> **Exercise brief**: Write out the whole listing word for word.
# Data provided start
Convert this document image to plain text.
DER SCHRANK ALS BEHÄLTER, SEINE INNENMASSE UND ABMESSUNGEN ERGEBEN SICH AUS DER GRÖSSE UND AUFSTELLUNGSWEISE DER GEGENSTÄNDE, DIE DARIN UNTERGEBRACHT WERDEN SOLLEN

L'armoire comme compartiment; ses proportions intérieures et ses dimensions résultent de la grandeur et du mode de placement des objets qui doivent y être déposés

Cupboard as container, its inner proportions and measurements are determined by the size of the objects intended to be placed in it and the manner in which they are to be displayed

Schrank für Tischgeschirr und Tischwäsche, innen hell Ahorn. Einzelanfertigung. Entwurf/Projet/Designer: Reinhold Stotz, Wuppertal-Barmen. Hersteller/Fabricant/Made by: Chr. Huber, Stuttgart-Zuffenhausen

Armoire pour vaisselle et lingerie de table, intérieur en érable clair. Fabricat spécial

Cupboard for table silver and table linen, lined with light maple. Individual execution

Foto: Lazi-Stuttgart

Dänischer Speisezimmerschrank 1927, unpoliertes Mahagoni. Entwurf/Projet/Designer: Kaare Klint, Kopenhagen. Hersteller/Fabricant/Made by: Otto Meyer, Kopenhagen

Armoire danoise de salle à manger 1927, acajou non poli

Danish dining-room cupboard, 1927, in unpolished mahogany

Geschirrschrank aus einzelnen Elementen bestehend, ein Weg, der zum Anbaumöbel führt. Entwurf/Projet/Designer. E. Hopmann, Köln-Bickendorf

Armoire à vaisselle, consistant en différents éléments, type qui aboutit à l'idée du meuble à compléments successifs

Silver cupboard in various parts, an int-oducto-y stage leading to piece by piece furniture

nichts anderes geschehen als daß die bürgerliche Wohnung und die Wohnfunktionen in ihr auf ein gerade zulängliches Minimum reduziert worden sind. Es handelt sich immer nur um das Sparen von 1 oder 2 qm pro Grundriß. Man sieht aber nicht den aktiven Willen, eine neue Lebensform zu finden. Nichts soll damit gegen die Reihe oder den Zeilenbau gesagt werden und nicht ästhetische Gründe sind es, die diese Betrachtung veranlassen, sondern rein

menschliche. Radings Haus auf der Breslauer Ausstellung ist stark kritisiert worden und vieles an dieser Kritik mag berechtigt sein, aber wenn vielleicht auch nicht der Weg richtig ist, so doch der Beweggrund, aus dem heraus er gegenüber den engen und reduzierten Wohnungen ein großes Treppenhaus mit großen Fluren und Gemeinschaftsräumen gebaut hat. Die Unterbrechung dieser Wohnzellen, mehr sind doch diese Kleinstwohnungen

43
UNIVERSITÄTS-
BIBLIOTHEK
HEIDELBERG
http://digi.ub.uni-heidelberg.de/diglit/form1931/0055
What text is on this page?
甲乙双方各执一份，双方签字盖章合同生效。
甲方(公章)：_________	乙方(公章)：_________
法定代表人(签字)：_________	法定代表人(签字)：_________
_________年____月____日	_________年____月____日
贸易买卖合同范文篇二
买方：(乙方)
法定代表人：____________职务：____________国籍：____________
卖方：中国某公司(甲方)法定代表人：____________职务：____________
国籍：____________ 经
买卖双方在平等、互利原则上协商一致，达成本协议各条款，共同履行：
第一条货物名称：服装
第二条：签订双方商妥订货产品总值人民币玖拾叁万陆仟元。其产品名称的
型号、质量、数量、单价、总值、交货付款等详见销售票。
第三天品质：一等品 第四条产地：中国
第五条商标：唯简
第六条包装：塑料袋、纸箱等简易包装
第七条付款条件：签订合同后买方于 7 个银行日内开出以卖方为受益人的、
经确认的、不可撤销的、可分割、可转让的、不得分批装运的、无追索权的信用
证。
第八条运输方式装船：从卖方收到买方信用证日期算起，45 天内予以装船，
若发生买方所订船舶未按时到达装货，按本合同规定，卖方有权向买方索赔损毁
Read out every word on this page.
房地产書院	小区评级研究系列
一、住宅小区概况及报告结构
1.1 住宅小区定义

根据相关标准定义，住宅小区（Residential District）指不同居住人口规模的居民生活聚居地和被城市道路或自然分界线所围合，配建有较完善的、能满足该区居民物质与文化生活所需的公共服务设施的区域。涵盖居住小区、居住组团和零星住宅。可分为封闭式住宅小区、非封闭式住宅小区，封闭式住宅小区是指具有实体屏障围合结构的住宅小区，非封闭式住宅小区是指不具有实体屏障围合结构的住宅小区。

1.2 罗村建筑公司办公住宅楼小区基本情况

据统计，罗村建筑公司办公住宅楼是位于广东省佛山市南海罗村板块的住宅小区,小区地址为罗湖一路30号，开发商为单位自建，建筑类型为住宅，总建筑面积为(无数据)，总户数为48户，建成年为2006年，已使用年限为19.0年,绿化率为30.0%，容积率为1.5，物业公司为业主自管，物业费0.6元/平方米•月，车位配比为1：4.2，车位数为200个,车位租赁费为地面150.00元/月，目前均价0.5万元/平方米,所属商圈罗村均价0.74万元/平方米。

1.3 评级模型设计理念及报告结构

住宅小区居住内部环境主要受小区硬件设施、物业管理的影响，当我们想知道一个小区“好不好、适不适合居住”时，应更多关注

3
# Data provided end
> **The solution**:
Convert this document image to plain text.
DER SCHRANK ALS BEHÄLTER, SEINE INNENMASSE UND ABMESSUNGEN ERGEBEN SICH AUS DER GRÖSSE UND AUFSTELLUNGSWEISE DER GEGENSTÄNDE, DIE DARIN UNTERGEBRACHT WERDEN SOLLEN

L'armoire comme compartiment; ses proportions intérieures et ses dimensions résultent de la grandeur et du mode de placement des objets qui doivent y être déposés

Cupboard as container, its inner proportions and measurements are determined by the size of the objects intended to be placed in it and the manner in which they are to be displayed

Schrank für Tischgeschirr und Tischwäsche, innen hell Ahorn. Einzelanfertigung. Entwurf/Projet/Designer: Reinhold Stotz, Wuppertal-Barmen. Hersteller/Fabricant/Made by: Chr. Huber, Stuttgart-Zuffenhausen

Armoire pour vaisselle et lingerie de table, intérieur en érable clair. Fabricat spécial

Cupboard for table silver and table linen, lined with light maple. Individual execution

Foto: Lazi-Stuttgart

Dänischer Speisezimmerschrank 1927, unpoliertes Mahagoni. Entwurf/Projet/Designer: Kaare Klint, Kopenhagen. Hersteller/Fabricant/Made by: Otto Meyer, Kopenhagen

Armoire danoise de salle à manger 1927, acajou non poli

Danish dining-room cupboard, 1927, in unpolished mahogany

Geschirrschrank aus einzelnen Elementen bestehend, ein Weg, der zum Anbaumöbel führt. Entwurf/Projet/Designer. E. Hopmann, Köln-Bickendorf

Armoire à vaisselle, consistant en différents éléments, type qui aboutit à l'idée du meuble à compléments successifs

Silver cupboard in various parts, an int-oducto-y stage leading to piece by piece furniture

nichts anderes geschehen als daß die bürgerliche Wohnung und die Wohnfunktionen in ihr auf ein gerade zulängliches Minimum reduziert worden sind. Es handelt sich immer nur um das Sparen von 1 oder 2 qm pro Grundriß. Man sieht aber nicht den aktiven Willen, eine neue Lebensform zu finden. Nichts soll damit gegen die Reihe oder den Zeilenbau gesagt werden und nicht ästhetische Gründe sind es, die diese Betrachtung veranlassen, sondern rein

menschliche. Radings Haus auf der Breslauer Ausstellung ist stark kritisiert worden und vieles an dieser Kritik mag berechtigt sein, aber wenn vielleicht auch nicht der Weg richtig ist, so doch der Beweggrund, aus dem heraus er gegenüber den engen und reduzierten Wohnungen ein großes Treppenhaus mit großen Fluren und Gemeinschaftsräumen gebaut hat. Die Unterbrechung dieser Wohnzellen, mehr sind doch diese Kleinstwohnungen

43
UNIVERSITÄTS-
BIBLIOTHEK
HEIDELBERG
http://digi.ub.uni-heidelberg.de/diglit/form1931/0055
What text is on this page?
甲乙双方各执一份，双方签字盖章合同生效。
甲方(公章)：_________	乙方(公章)：_________
法定代表人(签字)：_________	法定代表人(签字)：_________
_________年____月____日	_________年____月____日
贸易买卖合同范文篇二
买方：(乙方)
法定代表人：____________职务：____________国籍：____________
卖方：中国某公司(甲方)法定代表人：____________职务：____________
国籍：____________ 经
买卖双方在平等、互利原则上协商一致，达成本协议各条款，共同履行：
第一条货物名称：服装
第二条：签订双方商妥订货产品总值人民币玖拾叁万陆仟元。其产品名称的
型号、质量、数量、单价、总值、交货付款等详见销售票。
第三天品质：一等品 第四条产地：中国
第五条商标：唯简
第六条包装：塑料袋、纸箱等简易包装
第七条付款条件：签订合同后买方于 7 个银行日内开出以卖方为受益人的、
经确认的、不可撤销的、可分割、可转让的、不得分批装运的、无追索权的信用
证。
第八条运输方式装船：从卖方收到买方信用证日期算起，45 天内予以装船，
若发生买方所订船舶未按时到达装货，按本合同规定，卖方有权向买方索赔损毁
Read out every word on this page.
房地产書院	小区评级研究系列
一、住宅小区概况及报告结构
1.1 住宅小区定义

根据相关标准定义，住宅小区（Residential District）指不同居住人口规模的居民生活聚居地和被城市道路或自然分界线所围合，配建有较完善的、能满足该区居民物质与文化生活所需的公共服务设施的区域。涵盖居住小区、居住组团和零星住宅。可分为封闭式住宅小区、非封闭式住宅小区，封闭式住宅小区是指具有实体屏障围合结构的住宅小区，非封闭式住宅小区是指不具有实体屏障围合结构的住宅小区。

1.2 罗村建筑公司办公住宅楼小区基本情况

据统计，罗村建筑公司办公住宅楼是位于广东省佛山市南海罗村板块的住宅小区,小区地址为罗湖一路30号，开发商为单位自建，建筑类型为住宅，总建筑面积为(无数据)，总户数为48户，建成年为2006年，已使用年限为19.0年,绿化率为30.0%，容积率为1.5，物业公司为业主自管，物业费0.6元/平方米•月，车位配比为1：4.2，车位数为200个,车位租赁费为地面150.00元/月，目前均价0.5万元/平方米,所属商圈罗村均价0.74万元/平方米。

1.3 评级模型设计理念及报告结构

住宅小区居住内部环境主要受小区硬件设施、物业管理的影响，当我们想知道一个小区“好不好、适不适合居住”时，应更多关注

3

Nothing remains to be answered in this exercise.